(Stored items from a collection)
━━━━━━━━

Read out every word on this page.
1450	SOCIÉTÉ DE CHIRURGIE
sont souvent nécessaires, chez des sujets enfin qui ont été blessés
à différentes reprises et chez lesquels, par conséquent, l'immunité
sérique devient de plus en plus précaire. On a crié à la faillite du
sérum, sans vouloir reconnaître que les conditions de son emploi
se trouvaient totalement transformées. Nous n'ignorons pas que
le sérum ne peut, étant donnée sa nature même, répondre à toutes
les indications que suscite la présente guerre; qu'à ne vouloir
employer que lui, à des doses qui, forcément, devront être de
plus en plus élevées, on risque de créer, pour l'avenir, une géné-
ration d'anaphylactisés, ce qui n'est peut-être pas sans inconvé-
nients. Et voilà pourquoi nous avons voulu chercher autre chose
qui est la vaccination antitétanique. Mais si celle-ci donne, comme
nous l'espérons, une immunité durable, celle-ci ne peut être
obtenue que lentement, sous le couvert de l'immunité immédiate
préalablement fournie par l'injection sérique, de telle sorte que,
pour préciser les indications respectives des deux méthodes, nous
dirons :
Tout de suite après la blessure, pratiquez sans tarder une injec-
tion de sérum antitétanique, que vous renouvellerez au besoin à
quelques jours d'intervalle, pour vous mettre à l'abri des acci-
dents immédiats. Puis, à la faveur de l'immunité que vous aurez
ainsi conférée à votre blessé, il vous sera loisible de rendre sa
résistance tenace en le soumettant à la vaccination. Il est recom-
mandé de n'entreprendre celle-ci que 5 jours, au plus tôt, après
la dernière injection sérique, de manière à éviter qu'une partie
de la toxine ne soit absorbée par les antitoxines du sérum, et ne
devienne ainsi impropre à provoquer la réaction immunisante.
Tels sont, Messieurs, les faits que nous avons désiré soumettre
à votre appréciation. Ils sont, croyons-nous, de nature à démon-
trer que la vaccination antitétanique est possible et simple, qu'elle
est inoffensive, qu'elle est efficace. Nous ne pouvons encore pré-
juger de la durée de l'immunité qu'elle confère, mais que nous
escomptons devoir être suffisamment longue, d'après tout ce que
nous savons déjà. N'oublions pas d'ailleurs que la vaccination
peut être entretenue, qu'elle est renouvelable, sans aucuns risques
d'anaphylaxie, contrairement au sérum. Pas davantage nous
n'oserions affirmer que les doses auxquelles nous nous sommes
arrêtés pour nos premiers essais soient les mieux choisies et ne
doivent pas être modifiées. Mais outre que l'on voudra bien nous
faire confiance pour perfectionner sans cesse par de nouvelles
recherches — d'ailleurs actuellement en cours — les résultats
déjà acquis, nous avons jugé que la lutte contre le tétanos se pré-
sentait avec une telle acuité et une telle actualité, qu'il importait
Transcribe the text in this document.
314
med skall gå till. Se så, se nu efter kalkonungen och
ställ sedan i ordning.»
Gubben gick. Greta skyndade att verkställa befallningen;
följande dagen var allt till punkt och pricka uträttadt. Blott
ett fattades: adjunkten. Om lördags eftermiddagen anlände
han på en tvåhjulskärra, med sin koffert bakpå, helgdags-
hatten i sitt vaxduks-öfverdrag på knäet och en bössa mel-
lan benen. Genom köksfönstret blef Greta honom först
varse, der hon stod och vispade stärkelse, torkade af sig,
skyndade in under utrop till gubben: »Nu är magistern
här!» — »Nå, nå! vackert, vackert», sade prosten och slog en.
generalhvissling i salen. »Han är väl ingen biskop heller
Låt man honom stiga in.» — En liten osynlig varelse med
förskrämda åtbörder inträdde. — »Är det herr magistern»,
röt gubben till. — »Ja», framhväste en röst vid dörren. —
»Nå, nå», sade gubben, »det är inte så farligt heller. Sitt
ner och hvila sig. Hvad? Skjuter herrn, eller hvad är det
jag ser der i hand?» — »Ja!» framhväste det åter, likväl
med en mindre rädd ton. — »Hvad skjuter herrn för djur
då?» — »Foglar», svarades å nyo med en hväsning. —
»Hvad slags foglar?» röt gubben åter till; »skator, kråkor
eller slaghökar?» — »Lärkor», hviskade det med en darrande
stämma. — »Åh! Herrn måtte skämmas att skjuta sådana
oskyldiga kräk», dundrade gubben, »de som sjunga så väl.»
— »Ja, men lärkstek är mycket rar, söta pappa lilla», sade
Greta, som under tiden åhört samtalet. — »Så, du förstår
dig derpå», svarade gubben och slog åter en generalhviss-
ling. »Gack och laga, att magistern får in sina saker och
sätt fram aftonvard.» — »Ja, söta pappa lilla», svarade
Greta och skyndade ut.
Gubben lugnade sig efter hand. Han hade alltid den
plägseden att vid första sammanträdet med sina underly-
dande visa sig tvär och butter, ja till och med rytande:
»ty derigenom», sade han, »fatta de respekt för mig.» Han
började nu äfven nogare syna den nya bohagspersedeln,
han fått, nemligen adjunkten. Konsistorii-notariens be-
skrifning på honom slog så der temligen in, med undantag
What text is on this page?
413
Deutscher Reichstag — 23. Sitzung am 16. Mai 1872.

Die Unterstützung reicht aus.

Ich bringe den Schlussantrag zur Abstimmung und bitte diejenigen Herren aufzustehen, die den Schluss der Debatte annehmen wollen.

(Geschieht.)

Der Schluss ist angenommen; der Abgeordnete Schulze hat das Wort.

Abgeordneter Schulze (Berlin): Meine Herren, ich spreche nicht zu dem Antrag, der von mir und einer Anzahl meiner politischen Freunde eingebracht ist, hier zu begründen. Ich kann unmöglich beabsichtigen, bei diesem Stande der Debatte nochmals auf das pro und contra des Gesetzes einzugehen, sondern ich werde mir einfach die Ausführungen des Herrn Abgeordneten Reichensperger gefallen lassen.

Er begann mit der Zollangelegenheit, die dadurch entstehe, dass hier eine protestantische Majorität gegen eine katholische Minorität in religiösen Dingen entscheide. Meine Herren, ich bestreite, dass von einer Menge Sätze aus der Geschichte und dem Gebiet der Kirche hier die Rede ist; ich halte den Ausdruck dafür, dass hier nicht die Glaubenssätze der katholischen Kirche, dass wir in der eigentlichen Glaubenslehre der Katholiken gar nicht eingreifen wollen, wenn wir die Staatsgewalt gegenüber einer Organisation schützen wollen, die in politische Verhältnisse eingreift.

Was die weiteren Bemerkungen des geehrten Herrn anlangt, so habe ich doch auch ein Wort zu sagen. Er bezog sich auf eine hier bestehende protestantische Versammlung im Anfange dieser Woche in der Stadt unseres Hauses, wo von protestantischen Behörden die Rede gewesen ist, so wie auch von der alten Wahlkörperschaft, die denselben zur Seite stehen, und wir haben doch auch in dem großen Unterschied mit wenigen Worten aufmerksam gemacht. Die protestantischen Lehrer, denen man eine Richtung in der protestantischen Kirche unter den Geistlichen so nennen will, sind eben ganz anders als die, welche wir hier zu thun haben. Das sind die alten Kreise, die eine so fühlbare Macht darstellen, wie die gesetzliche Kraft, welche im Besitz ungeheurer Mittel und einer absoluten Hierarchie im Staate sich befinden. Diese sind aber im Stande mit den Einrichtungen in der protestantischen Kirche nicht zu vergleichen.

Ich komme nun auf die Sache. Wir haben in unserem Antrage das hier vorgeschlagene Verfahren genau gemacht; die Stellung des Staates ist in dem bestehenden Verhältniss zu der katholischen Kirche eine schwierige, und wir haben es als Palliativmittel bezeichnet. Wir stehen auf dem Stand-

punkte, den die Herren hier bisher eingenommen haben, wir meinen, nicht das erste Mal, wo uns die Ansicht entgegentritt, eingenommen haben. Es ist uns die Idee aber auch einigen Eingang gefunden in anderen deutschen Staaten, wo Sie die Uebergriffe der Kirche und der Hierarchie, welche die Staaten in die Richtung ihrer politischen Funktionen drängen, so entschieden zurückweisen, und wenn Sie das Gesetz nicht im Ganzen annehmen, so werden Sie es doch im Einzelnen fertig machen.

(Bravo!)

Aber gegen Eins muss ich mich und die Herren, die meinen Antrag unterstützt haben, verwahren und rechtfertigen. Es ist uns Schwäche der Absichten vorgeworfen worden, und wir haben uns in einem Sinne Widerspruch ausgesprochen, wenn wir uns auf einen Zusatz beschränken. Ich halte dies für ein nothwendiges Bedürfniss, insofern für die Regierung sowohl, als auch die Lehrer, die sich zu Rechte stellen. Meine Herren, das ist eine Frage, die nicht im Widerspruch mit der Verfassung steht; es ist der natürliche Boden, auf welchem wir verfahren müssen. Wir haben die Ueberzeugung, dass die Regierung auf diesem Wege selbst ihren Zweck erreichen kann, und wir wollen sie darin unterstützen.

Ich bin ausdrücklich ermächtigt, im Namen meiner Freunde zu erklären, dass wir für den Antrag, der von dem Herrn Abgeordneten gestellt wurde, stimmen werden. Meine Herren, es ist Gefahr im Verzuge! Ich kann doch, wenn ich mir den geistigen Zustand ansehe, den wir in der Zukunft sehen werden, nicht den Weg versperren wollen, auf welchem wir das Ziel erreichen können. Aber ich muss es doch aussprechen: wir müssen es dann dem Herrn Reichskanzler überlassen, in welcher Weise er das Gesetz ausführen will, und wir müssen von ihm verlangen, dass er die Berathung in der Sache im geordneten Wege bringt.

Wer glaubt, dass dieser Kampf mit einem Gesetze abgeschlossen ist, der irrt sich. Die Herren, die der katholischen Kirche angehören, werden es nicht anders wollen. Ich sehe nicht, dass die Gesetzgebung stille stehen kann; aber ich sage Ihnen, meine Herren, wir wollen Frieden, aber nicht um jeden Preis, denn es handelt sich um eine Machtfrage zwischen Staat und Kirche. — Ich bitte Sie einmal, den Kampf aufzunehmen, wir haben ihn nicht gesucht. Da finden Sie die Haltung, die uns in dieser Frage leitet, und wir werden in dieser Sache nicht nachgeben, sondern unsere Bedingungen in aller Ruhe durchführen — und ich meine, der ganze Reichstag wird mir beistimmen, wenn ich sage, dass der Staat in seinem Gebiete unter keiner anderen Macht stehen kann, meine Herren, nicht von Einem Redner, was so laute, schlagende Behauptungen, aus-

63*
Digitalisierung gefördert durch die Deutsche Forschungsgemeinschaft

━━━━━━━━

Only a number is wanted here: how many lines of the records above include the string "text"?

__Exercise answer__: 2